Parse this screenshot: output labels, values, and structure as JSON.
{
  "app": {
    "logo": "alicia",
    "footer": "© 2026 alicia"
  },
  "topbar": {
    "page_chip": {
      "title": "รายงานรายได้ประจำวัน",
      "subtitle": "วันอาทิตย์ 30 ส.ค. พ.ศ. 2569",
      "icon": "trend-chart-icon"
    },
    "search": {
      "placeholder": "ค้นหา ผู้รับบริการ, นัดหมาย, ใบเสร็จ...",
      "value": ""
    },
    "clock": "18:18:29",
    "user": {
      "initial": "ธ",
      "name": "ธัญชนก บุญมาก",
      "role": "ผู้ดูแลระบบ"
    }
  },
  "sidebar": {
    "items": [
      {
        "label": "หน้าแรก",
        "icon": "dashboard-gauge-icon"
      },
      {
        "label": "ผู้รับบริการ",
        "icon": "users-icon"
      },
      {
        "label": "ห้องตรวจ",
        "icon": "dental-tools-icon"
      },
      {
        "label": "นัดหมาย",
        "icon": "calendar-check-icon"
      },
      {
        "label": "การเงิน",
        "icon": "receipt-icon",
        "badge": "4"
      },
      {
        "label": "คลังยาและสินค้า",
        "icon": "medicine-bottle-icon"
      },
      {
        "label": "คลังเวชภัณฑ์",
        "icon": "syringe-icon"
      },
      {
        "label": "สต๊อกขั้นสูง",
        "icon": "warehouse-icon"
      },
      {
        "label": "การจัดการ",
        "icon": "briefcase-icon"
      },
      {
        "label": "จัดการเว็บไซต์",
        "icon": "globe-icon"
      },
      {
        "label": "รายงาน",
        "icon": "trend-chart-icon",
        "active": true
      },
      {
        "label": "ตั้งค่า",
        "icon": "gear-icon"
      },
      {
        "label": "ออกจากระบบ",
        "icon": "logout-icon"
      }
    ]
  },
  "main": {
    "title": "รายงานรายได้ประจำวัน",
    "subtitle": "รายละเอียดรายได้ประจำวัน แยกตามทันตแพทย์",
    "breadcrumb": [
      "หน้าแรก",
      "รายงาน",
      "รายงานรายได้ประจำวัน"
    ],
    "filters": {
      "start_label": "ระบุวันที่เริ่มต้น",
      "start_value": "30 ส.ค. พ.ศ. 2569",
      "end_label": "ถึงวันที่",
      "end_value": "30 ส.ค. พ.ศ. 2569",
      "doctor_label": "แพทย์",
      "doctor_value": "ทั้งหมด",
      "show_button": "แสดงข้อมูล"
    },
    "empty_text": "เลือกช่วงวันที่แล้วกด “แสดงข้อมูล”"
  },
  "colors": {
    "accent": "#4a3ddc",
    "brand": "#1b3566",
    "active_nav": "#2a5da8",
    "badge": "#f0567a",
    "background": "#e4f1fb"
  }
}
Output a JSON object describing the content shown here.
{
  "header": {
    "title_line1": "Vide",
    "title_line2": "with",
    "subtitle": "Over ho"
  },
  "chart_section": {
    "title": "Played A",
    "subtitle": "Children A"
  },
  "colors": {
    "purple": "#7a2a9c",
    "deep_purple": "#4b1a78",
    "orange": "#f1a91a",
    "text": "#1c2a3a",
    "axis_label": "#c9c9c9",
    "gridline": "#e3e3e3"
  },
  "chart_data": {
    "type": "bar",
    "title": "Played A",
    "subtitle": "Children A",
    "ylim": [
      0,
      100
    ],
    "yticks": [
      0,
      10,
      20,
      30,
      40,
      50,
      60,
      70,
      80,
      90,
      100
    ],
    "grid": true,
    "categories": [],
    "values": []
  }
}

═══

**Your task:** Copy out the whole listing, exactly as written.

**Output for this exercise:**
Parse this screenshot: output labels, values, and structure as JSON.
{
  "app": {
    "logo": "alicia",
    "footer": "© 2026 alicia"
  },
  "topbar": {
    "page_chip": {
      "title": "รายงานรายได้ประจำวัน",
      "subtitle": "วันอาทิตย์ 30 ส.ค. พ.ศ. 2569",
      "icon": "trend-chart-icon"
    },
    "search": {
      "placeholder": "ค้นหา ผู้รับบริการ, นัดหมาย, ใบเสร็จ...",
      "value": ""
    },
    "clock": "18:18:29",
    "user": {
      "initial": "ธ",
      "name": "ธัญชนก บุญมาก",
      "role": "ผู้ดูแลระบบ"
    }
  },
  "sidebar": {
    "items": [
      {
        "label": "หน้าแรก",
        "icon": "dashboard-gauge-icon"
      },
      {
        "label": "ผู้รับบริการ",
        "icon": "users-icon"
      },
      {
        "label": "ห้องตรวจ",
        "icon": "dental-tools-icon"
      },
      {
        "label": "นัดหมาย",
        "icon": "calendar-check-icon"
      },
      {
        "label": "การเงิน",
        "icon": "receipt-icon",
        "badge": "4"
      },
      {
        "label": "คลังยาและสินค้า",
        "icon": "medicine-bottle-icon"
      },
      {
        "label": "คลังเวชภัณฑ์",
        "icon": "syringe-icon"
      },
      {
        "label": "สต๊อกขั้นสูง",
        "icon": "warehouse-icon"
      },
      {
        "label": "การจัดการ",
        "icon": "briefcase-icon"
      },
      {
        "label": "จัดการเว็บไซต์",
        "icon": "globe-icon"
      },
      {
        "label": "รายงาน",
        "icon": "trend-chart-icon",
        "active": true
      },
      {
        "label": "ตั้งค่า",
        "icon": "gear-icon"
      },
      {
        "label": "ออกจากระบบ",
        "icon": "logout-icon"
      }
    ]
  },
  "main": {
    "title": "รายงานรายได้ประจำวัน",
    "subtitle": "รายละเอียดรายได้ประจำวัน แยกตามทันตแพทย์",
    "breadcrumb": [
      "หน้าแรก",
      "รายงาน",
      "รายงานรายได้ประจำวัน"
    ],
    "filters": {
      "start_label": "ระบุวันที่เริ่มต้น",
      "start_value": "30 ส.ค. พ.ศ. 2569",
      "end_label": "ถึงวันที่",
      "end_value": "30 ส.ค. พ.ศ. 2569",
      "doctor_label": "แพทย์",
      "doctor_value": "ทั้งหมด",
      "show_button": "แสดงข้อมูล"
    },
    "empty_text": "เลือกช่วงวันที่แล้วกด “แสดงข้อมูล”"
  },
  "colors": {
    "accent": "#4a3ddc",
    "brand": "#1b3566",
    "active_nav": "#2a5da8",
    "badge": "#f0567a",
    "background": "#e4f1fb"
  }
}
Output a JSON object describing the content shown here.
{
  "header": {
    "title_line1": "Vide",
    "title_line2": "with",
    "subtitle": "Over ho"
  },
  "chart_section": {
    "title": "Played A",
    "subtitle": "Children A"
  },
  "colors": {
    "purple": "#7a2a9c",
    "deep_purple": "#4b1a78",
    "orange": "#f1a91a",
    "text": "#1c2a3a",
    "axis_label": "#c9c9c9",
    "gridline": "#e3e3e3"
  },
  "chart_data": {
    "type": "bar",
    "title": "Played A",
    "subtitle": "Children A",
    "ylim": [
      0,
      100
    ],
    "yticks": [
      0,
      10,
      20,
      30,
      40,
      50,
      60,
      70,
      80,
      90,
      100
    ],
    "grid": true,
    "categories": [],
    "values": []
  }
}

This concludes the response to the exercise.